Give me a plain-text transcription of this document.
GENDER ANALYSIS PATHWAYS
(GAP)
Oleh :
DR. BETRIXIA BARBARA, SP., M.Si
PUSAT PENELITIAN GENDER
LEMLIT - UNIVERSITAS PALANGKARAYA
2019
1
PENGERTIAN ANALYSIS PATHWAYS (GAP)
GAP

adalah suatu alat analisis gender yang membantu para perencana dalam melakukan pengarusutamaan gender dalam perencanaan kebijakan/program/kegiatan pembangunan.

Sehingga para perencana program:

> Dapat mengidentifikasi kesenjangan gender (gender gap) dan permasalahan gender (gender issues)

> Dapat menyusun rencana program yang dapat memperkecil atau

What is being asked:
Extract, word for word, each line of the listing above.

Written answer:
Give me a plain-text transcription of this document.
GENDER ANALYSIS PATHWAYS
(GAP)
Oleh :
DR. BETRIXIA BARBARA, SP., M.Si
PUSAT PENELITIAN GENDER
LEMLIT - UNIVERSITAS PALANGKARAYA
2019
1
PENGERTIAN ANALYSIS PATHWAYS (GAP)
GAP

adalah suatu alat analisis gender yang membantu para perencana dalam melakukan pengarusutamaan gender dalam perencanaan kebijakan/program/kegiatan pembangunan.

Sehingga para perencana program:

> Dapat mengidentifikasi kesenjangan gender (gender gap) dan permasalahan gender (gender issues)

> Dapat menyusun rencana program yang dapat memperkecil atau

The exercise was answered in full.